§ The request: Lines containing the string "Ostroga" are to be collected in full.

[Begin Supplied material]

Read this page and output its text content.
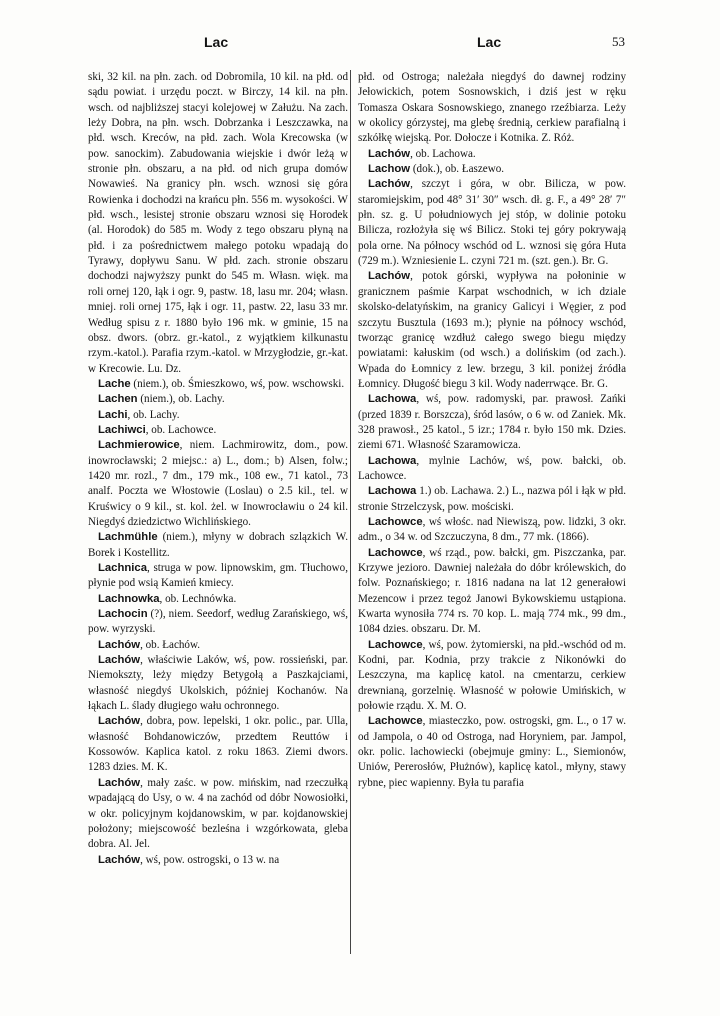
Lac	Lac	53

ski, 32 kil. na płn. zach. od Dobromila, 10 kil. na płd. od sądu powiat. i urzędu poczt. w Birczy, 14 kil. na płn. wsch. od najbliższej stacyi kolejowej w Załużu. Na zach. leży Dobra, na płn. wsch. Dobrzanka i Leszczawka, na płd. wsch. Kreców, na płd. zach. Wola Krecowska (w pow. sanockim). Zabudowania wiejskie i dwór leżą w stronie płn. obszaru, a na płd. od nich grupa domów Nowawieś. Na granicy płn. wsch. wznosi się góra Rowienka i dochodzi na krańcu płn. 556 m. wysokości. W płd. wsch., lesistej stronie obszaru wznosi się Horodek (al. Horodok) do 585 m. Wody z tego obszaru płyną na płd. i za pośrednictwem małego potoku wpadają do Tyrawy, dopływu Sanu. W płd. zach. stronie obszaru dochodzi najwyższy punkt do 545 m. Własn. więk. ma roli ornej 120, łąk i ogr. 9, pastw. 18, lasu mr. 204; własn. mniej. roli ornej 175, łąk i ogr. 11, pastw. 22, lasu 33 mr. Według spisu z r. 1880 było 196 mk. w gminie, 15 na obsz. dwors. (obrz. gr.-katol., z wyjątkiem kilkunastu rzym.-katol.). Parafia rzym.-katol. w Mrzygłodzie, gr.-kat. w Krecowie. Lu. Dz.

Lache (niem.), ob. Śmieszkowo, wś, pow. wschowski.

Lachen (niem.), ob. Lachy.

Lachi, ob. Lachy.

Lachiwci, ob. Lachowce.

Lachmierowice, niem. Lachmirowitz, dom., pow. inowrocławski; 2 miejsc.: a) L., dom.; b) Alsen, folw.; 1420 mr. rozl., 7 dm., 179 mk., 108 ew., 71 katol., 73 analf. Poczta we Włostowie (Loslau) o 2.5 kil., tel. w Kruświcy o 9 kil., st. kol. żel. w Inowrocławiu o 24 kil. Niegdyś dziedzictwo Wichlińskiego.

Lachmühle (niem.), młyny w dobrach szlązkich W. Borek i Kostellitz.

Lachnica, struga w pow. lipnowskim, gm. Tłuchowo, płynie pod wsią Kamień kmiecy.

Lachnowka, ob. Lechnówka.

Lachocin (?), niem. Seedorf, według Zarańskiego, wś, pow. wyrzyski.

Lachów, ob. Łachów.

Lachów, właściwie Laków, wś, pow. rossieński, par. Niemokszty, leży między Betygołą a Paszkajciami, własność niegdyś Ukolskich, później Kochanów. Na łąkach L. ślady długiego wału ochronnego.

Lachów, dobra, pow. lepelski, 1 okr. polic., par. Ulla, własność Bohdanowiczów, przedtem Reuttów i Kossowów. Kaplica katol. z roku 1863. Ziemi dwors. 1283 dzies. M. K.

Lachów, mały zaśc. w pow. mińskim, nad rzeczułką wpadającą do Usy, o w. 4 na zachód od dóbr Nowosiołki, w okr. policyjnym kojdanowskim, w par. kojdanowskiej położony; miejscowość bezleśna i wzgórkowata, gleba dobra. Al. Jel.

Lachów, wś, pow. ostrogski, o 13 w. na

płd. od Ostroga; należała niegdyś do dawnej rodziny Jełowickich, potem Sosnowskich, i dziś jest w ręku Tomasza Oskara Sosnowskiego, znanego rzeźbiarza. Leży w okolicy górzystej, ma glebę średnią, cerkiew parafialną i szkółkę wiejską. Por. Dołocze i Kotnika. Z. Róż.

Lachów, ob. Lachowa.

Lachow (dok.), ob. Łaszewo.

Lachów, szczyt i góra, w obr. Bilicza, w pow. staromiejskim, pod 48° 31′ 30″ wsch. dł. g. F., a 49° 28′ 7″ płn. sz. g. U południowych jej stóp, w dolinie potoku Bilicza, rozłożyła się wś Bilicz. Stoki tej góry pokrywają pola orne. Na północy wschód od L. wznosi się góra Huta (729 m.). Wzniesienie L. czyni 721 m. (szt. gen.). Br. G.

Lachów, potok górski, wypływa na połoninie w granicznem paśmie Karpat wschodnich, w ich dziale skolsko-delatyńskim, na granicy Galicyi i Węgier, z pod szczytu Busztula (1693 m.); płynie na północy wschód, tworząc granicę wzdłuż całego swego biegu między powiatami: kałuskim (od wsch.) a dolińskim (od zach.). Wpada do Łomnicy z lew. brzegu, 3 kil. poniżej źródła Łomnicy. Długość biegu 3 kil. Wody naderrwące. Br. G.

Lachowa, wś, pow. radomyski, par. prawosł. Zańki (przed 1839 r. Borszcza), śród lasów, o 6 w. od Zaniek. Mk. 328 prawosł., 25 katol., 5 izr.; 1784 r. było 150 mk. Dzies. ziemi 671. Własność Szaramowicza.

Lachowa, mylnie Lachów, wś, pow. bałcki, ob. Lachowce.

Lachowa 1.) ob. Lachawa. 2.) L., nazwa pól i łąk w płd. stronie Strzelczysk, pow. mościski.

Lachowce, wś włośc. nad Niewiszą, pow. lidzki, 3 okr. adm., o 34 w. od Szczuczyna, 8 dm., 77 mk. (1866).

Lachowce, wś rząd., pow. bałcki, gm. Piszczanka, par. Krzywe jezioro. Dawniej należała do dóbr królewskich, do folw. Poznańskiego; r. 1816 nadana na lat 12 generałowi Mezencow i przez tegoż Janowi Bykowskiemu ustąpiona. Kwarta wynosiła 774 rs. 70 kop. L. mają 774 mk., 99 dm., 1084 dzies. obszaru. Dr. M.

Lachowce, wś, pow. żytomierski, na płd.-wschód od m. Kodni, par. Kodnia, przy trakcie z Nikonówki do Leszczyna, ma kaplicę katol. na cmentarzu, cerkiew drewnianą, gorzelnię. Własność w połowie Umińskich, w połowie rządu. X. M. O.

Lachowce, miasteczko, pow. ostrogski, gm. L., o 17 w. od Jampola, o 40 od Ostroga, nad Horyniem, par. Jampol, okr. polic. lachowiecki (obejmuje gminy: L., Siemionów, Uniów, Pererosłów, Płużnów), kaplicę katol., młyny, stawy rybne, piec wapienny. Była tu parafia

[End Supplied material]

§ Complete output:
płd. od Ostroga; należała niegdyś do dawnej rodziny Jełowickich, potem Sosnowskich, i dziś jest w ręku Tomasza Oskara Sosnowskiego, znanego rzeźbiarza. Leży w okolicy górzystej, ma glebę średnią, cerkiew parafialną i szkółkę wiejską. Por. Dołocze i Kotnika. Z. Róż.
Lachowce, miasteczko, pow. ostrogski, gm. L., o 17 w. od Jampola, o 40 od Ostroga, nad Horyniem, par. Jampol, okr. polic. lachowiecki (obejmuje gminy: L., Siemionów, Uniów, Pererosłów, Płużnów), kaplicę katol., młyny, stawy rybne, piec wapienny. Była tu parafia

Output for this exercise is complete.